-------- Data excerpts

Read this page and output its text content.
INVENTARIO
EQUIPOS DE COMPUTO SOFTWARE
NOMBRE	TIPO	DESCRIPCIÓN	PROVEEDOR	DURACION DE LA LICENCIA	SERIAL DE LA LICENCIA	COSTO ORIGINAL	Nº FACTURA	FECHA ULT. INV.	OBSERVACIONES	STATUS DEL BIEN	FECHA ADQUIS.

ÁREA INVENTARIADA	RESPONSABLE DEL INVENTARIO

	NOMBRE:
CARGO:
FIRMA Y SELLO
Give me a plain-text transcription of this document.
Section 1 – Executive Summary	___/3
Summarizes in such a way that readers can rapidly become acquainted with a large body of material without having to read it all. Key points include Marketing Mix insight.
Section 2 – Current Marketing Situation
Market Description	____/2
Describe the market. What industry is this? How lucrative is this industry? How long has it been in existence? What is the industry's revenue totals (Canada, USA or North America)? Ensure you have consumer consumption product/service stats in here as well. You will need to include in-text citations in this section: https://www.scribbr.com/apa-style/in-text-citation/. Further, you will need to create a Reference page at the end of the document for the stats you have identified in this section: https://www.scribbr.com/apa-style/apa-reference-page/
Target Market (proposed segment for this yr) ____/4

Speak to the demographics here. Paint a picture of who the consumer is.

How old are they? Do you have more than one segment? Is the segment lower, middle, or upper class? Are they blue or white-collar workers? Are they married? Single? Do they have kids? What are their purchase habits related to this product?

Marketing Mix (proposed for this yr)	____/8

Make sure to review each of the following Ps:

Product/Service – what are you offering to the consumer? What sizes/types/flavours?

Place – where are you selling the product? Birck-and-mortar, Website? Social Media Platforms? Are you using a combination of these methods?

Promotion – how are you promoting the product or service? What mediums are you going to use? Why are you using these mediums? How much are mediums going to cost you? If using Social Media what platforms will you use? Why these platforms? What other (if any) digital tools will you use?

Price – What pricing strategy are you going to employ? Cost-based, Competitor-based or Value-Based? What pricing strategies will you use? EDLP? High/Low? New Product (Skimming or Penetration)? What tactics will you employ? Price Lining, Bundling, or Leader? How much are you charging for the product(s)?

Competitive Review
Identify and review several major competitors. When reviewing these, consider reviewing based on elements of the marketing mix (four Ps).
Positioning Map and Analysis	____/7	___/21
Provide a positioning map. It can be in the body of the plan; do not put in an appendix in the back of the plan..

----------------

To do: Retype the material in full. Each word must match.

Expected answer:
Read this page and output its text content.
INVENTARIO
EQUIPOS DE COMPUTO SOFTWARE
NOMBRE	TIPO	DESCRIPCIÓN	PROVEEDOR	DURACION DE LA LICENCIA	SERIAL DE LA LICENCIA	COSTO ORIGINAL	Nº FACTURA	FECHA ULT. INV.	OBSERVACIONES	STATUS DEL BIEN	FECHA ADQUIS.

ÁREA INVENTARIADA	RESPONSABLE DEL INVENTARIO

	NOMBRE:
CARGO:
FIRMA Y SELLO
Give me a plain-text transcription of this document.
Section 1 – Executive Summary	___/3
Summarizes in such a way that readers can rapidly become acquainted with a large body of material without having to read it all. Key points include Marketing Mix insight.
Section 2 – Current Marketing Situation
Market Description	____/2
Describe the market. What industry is this? How lucrative is this industry? How long has it been in existence? What is the industry's revenue totals (Canada, USA or North America)? Ensure you have consumer consumption product/service stats in here as well. You will need to include in-text citations in this section: https://www.scribbr.com/apa-style/in-text-citation/. Further, you will need to create a Reference page at the end of the document for the stats you have identified in this section: https://www.scribbr.com/apa-style/apa-reference-page/
Target Market (proposed segment for this yr) ____/4

Speak to the demographics here. Paint a picture of who the consumer is.

How old are they? Do you have more than one segment? Is the segment lower, middle, or upper class? Are they blue or white-collar workers? Are they married? Single? Do they have kids? What are their purchase habits related to this product?

Marketing Mix (proposed for this yr)	____/8

Make sure to review each of the following Ps:

Product/Service – what are you offering to the consumer? What sizes/types/flavours?

Place – where are you selling the product? Birck-and-mortar, Website? Social Media Platforms? Are you using a combination of these methods?

Promotion – how are you promoting the product or service? What mediums are you going to use? Why are you using these mediums? How much are mediums going to cost you? If using Social Media what platforms will you use? Why these platforms? What other (if any) digital tools will you use?

Price – What pricing strategy are you going to employ? Cost-based, Competitor-based or Value-Based? What pricing strategies will you use? EDLP? High/Low? New Product (Skimming or Penetration)? What tactics will you employ? Price Lining, Bundling, or Leader? How much are you charging for the product(s)?

Competitive Review
Identify and review several major competitors. When reviewing these, consider reviewing based on elements of the marketing mix (four Ps).
Positioning Map and Analysis	____/7	___/21
Provide a positioning map. It can be in the body of the plan; do not put in an appendix in the back of the plan..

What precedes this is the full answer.